Okuma Metni:
28 Haziran 2018 Perşembe

Joy Division - Closer Albüm İncelemesi



   Joy Division ve albüm kavramları yan yana koyulduğunda otomatik olarak akla Unknown Pleasures gelir. Hatta direkt Joy Division, Unknown Pleasures'ın o siyah zemindeki beyaz çizgilerin oluşturduğu dağ resminden oluşan albüm kapağıyla bağdaştırılmıştır genelde insanların zihninde. Unknown Pleasures'ı herkes çok sever, ben de çok severim, ama Joy Division'ın ikinci ve son albümü Closer pek bilinmez, pek umursanmaz. Grubun hayranları sahip çıkar, sever ama Unknown Pleasures gibi bir popülerliğe ulaşamamıştır, bu bir gerçek. Benim ise bu iki albüm arasından en sevdiğim açık ara farkla Closer, ve şimdi Closer hakkındaki görüşlerimi anlatacağım!

   Closer'ın bu kadar popülerliğe ulaşamamasının sebebi aslında albümün aşırı karanlık ve depresif ruhundan geliyor. Bu tip duygular insanları kolaylıkla iter genellikle. Zaten grubun efsanevi vokali Ian Curtis'in bu albümü yaptıktan sonra intihar etmesi de bunun göstergelerinden biri. "Ian Curtis neden intihar etti, ne derdi vardı adamın?" diyenlerin tek yapması gereken Closer albümünü açıp baştan sona dinlemek. Cevap kendini gösteriyor zaten.


  Bu karanlık, melankolik hava ve şarkı sözleri Unknown Pleasures'da da yer yer görünüyordu ama Closer'da bu atmosfer o kadar yoğun ki neredeyse fiziksel olarak hissediliyor. Ian Curtis bu dünyadan gitmeden önce yaşadığı tüm sıkıntıları, tüm hayatını ve hislerini bu albüme dökmüş desek yanlış olmaz bence. Bakınız, çok fazla depresif müzik dinleyen bir insanımdır, Radiohead en sevdiğim grup zaten. Ama Closer'ın hissettirdiği çok başka bir şey. Closer mutsuz, üzgün bir adamın değil; hayattan tüm umudunu kesmiş ve tamamen bitmiş bir adamın sesi. Bu yüzden dinlemesi kolay bir albüm değil, hatta uzun süre dinleyince insanı boğuyor resmen. Ama aynı zamanda o kadar güzel ki herkesin duyması, herkesin uygun bir zamanda dinlemesi gerek.

Sağlanan Liste:
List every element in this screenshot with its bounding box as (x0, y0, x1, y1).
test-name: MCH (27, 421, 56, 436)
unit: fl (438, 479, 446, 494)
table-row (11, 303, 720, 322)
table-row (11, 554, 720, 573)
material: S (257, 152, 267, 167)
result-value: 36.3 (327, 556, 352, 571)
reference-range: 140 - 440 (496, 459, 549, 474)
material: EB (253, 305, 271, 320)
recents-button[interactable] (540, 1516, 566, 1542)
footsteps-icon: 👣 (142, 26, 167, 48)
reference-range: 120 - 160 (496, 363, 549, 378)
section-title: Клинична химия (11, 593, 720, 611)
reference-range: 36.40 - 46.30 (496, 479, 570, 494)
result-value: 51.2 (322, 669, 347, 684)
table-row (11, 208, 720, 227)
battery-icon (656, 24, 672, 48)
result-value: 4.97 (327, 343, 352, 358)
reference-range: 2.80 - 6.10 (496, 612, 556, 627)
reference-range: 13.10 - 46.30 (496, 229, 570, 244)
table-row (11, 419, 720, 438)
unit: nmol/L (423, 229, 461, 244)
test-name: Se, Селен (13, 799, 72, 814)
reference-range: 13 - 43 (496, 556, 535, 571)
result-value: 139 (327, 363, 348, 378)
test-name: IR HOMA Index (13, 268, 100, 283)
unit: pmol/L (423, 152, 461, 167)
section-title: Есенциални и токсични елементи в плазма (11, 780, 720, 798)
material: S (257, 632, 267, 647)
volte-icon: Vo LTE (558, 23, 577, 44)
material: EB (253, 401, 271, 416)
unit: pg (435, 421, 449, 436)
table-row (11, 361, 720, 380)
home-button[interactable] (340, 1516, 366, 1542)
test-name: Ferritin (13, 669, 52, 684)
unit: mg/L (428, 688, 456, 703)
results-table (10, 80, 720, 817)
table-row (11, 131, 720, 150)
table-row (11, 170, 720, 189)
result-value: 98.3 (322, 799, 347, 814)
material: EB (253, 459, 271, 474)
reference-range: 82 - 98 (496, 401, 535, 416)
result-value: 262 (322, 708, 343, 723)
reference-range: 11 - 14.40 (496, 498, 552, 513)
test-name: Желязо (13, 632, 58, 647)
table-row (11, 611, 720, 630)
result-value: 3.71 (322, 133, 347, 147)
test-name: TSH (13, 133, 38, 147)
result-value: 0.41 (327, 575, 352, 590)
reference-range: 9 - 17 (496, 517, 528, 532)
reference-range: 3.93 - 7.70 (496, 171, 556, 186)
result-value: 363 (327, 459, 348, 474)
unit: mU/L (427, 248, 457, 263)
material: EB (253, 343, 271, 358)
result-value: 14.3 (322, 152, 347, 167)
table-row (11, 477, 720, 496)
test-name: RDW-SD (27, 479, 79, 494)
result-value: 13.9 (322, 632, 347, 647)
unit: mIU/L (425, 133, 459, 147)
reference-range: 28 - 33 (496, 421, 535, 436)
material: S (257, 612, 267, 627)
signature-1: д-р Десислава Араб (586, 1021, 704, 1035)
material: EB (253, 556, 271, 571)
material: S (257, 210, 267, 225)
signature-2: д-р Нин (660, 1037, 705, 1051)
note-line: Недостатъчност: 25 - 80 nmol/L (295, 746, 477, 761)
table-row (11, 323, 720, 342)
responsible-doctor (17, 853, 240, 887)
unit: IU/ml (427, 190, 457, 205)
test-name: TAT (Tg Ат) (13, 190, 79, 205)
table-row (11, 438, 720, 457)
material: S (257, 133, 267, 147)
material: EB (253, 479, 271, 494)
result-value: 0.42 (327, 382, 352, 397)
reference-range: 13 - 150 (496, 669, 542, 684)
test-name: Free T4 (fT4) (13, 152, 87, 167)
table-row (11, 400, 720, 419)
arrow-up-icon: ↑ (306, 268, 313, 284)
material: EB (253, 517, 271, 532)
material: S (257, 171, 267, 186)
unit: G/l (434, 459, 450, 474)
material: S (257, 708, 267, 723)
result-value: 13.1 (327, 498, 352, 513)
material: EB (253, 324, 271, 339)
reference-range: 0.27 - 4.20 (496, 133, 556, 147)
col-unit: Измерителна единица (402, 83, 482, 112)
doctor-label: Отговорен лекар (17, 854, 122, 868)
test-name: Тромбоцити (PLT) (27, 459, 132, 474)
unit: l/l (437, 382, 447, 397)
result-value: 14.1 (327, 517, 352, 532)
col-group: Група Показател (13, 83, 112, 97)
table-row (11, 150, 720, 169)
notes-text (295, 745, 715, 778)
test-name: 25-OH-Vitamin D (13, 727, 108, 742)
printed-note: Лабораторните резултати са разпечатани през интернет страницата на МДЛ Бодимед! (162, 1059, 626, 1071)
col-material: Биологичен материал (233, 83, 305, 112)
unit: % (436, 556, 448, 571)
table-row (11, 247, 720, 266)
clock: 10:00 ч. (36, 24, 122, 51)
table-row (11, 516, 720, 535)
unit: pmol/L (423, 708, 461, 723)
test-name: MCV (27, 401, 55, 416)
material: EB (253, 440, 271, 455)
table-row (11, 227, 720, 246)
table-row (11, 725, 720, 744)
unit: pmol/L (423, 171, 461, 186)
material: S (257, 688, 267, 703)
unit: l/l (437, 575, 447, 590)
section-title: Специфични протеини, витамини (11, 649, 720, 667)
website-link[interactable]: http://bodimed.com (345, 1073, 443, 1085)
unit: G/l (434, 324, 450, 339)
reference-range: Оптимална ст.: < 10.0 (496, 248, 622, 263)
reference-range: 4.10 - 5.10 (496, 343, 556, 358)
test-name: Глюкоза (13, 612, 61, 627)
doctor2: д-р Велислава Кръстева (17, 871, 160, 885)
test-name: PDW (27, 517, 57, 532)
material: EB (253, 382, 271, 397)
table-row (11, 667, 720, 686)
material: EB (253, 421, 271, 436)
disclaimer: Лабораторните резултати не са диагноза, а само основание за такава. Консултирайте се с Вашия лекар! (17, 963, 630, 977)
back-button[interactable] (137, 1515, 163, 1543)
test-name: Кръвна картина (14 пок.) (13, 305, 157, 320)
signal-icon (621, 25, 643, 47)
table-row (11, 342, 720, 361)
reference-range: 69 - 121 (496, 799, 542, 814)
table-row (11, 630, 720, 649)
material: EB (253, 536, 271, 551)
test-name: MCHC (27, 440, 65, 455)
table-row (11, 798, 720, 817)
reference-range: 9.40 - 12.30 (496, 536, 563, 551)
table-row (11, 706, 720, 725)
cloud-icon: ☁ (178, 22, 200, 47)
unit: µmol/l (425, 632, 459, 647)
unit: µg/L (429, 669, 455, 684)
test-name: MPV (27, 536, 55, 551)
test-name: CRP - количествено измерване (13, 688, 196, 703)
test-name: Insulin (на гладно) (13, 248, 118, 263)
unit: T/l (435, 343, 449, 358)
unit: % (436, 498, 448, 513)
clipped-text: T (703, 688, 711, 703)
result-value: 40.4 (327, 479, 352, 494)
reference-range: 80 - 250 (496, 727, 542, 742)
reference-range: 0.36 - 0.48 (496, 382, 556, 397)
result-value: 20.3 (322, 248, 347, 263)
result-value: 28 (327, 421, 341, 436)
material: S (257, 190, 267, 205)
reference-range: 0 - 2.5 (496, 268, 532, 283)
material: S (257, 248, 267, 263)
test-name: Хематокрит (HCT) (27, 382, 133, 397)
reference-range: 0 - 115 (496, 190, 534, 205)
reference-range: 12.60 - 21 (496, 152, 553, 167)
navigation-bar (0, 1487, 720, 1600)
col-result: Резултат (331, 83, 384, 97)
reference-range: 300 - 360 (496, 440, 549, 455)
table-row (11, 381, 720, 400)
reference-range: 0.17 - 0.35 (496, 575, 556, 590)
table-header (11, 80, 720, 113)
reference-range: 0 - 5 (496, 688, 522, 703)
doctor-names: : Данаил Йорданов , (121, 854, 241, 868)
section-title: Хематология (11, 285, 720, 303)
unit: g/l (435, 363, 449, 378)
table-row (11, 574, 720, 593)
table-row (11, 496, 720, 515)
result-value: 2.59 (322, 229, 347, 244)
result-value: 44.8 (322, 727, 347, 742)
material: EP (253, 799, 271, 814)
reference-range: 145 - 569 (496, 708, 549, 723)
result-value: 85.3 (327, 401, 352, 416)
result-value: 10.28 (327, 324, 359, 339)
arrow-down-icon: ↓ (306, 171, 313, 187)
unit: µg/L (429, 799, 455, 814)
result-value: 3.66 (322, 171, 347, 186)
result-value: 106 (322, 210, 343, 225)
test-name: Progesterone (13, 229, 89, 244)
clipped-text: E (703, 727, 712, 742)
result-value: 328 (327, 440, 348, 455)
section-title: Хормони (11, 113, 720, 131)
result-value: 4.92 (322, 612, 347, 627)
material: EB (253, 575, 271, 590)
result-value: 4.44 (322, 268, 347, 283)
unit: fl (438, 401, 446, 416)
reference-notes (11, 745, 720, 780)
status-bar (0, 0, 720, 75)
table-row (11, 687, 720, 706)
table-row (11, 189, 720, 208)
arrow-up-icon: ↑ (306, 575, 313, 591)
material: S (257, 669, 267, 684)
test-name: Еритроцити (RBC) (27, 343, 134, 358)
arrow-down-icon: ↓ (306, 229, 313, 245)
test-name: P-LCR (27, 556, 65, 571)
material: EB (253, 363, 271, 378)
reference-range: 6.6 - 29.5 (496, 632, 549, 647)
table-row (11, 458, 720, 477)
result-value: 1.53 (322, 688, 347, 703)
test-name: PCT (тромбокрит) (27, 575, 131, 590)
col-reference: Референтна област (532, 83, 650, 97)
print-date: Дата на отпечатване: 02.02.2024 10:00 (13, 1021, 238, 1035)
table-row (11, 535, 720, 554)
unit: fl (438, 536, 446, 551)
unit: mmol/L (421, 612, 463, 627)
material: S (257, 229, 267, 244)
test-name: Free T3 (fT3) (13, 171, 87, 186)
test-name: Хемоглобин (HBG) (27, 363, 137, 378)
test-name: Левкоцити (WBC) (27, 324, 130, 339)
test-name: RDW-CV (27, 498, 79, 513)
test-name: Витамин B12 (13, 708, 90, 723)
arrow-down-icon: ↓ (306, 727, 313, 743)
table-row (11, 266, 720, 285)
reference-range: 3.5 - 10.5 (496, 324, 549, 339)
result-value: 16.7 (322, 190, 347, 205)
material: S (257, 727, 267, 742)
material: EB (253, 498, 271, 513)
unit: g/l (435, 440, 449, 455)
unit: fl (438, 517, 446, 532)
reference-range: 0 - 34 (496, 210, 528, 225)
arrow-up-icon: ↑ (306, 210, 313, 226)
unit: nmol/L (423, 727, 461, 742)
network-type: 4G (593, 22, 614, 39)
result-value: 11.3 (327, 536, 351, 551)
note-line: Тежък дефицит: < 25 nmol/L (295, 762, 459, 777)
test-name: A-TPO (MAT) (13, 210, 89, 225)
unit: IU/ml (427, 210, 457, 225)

Görev Tanımı: Joy Division'ın Closer albümüne ilişkin incelemeyi, gösterilen son cümleden sonrasından başlayarak yazmayı sürdürünüz.

Görevin Sonucu:
   En sevdiğim albümlerde bile bir zayıf halka, albümün kalanına göre belki birazcık bi tık daha az iyi olan bir parça vardır. Örneğin OK Computer'da bu Electioneering'dir, muhteşem şarkıdır ama diğer şarkılardan birazcık daha az iyi olduğunu kabul ederim. İşte Closer'da öyle bir parça yok. Uğraşıyorum ama hala albümdeki zayıf halkayı seçemiyorum.

   A Means to an End desem, aynı anda hem yüksek bir enerjiye sahip olup insanda dans etme isteği uyandıran hem de sinsi sinsi üzen bu şarkıya nasıl zayıf halka diyeyim? Atrocity Exhibition desem o inanılmaz tatmin edici ritmi ve Ian Curtis'in sürekli incelip kalınlaşan vokallerine nasıl kıyabilirim? Colony desem, o bıçak gibi keskin ve akıldan çıkmayan gitar riffi ve Ian'ın öfkeli sesi nasıl bir albümde zayıf halka olabilir ki? Isolation desem "Anne, çok denedim, lütfen inan bana, elimden geleni yapıyorum. Başıma gelen şeylerden utanıyorum, olduğum insandan utanıyorum." gibi bir sözü söyleyebilecek kadar içten bir şarkıya nasıl zayıf halka diyeceğim ben? Yok işte bu albümde öyle bir şey. Her şarkı çok kıymetli, her şarkı çok güzel.

 "Bu kriz gelecekti işte, biliyordum. Tutmaya çalıştığım tüm o dengeyi yıkıp geçen. Şüphe ediyorum, huzursuzum, dönüp bakıyorum. Bundan sonra daha neler gelecek?"

   Bir de bu albümde Passover diye bir şey var işte. Dinlediğim en içten, en karanlık, en umutsuz şarkılardan biri desem abartmış olmam bence. Bu dünyadan gittikten sonra ne olacağını merak ettiğini, öbür dünyada rahat edebileceğini mi yoksa başka krizlerin de mi geleceğini sorguluyor bu şarkıda Ian Curtis. Böyle bir eseri ortaya koyduktan sonra adamın intiharına kimse nasıl şaşırabiliyor gerçekten anlamıyorum açıkçası.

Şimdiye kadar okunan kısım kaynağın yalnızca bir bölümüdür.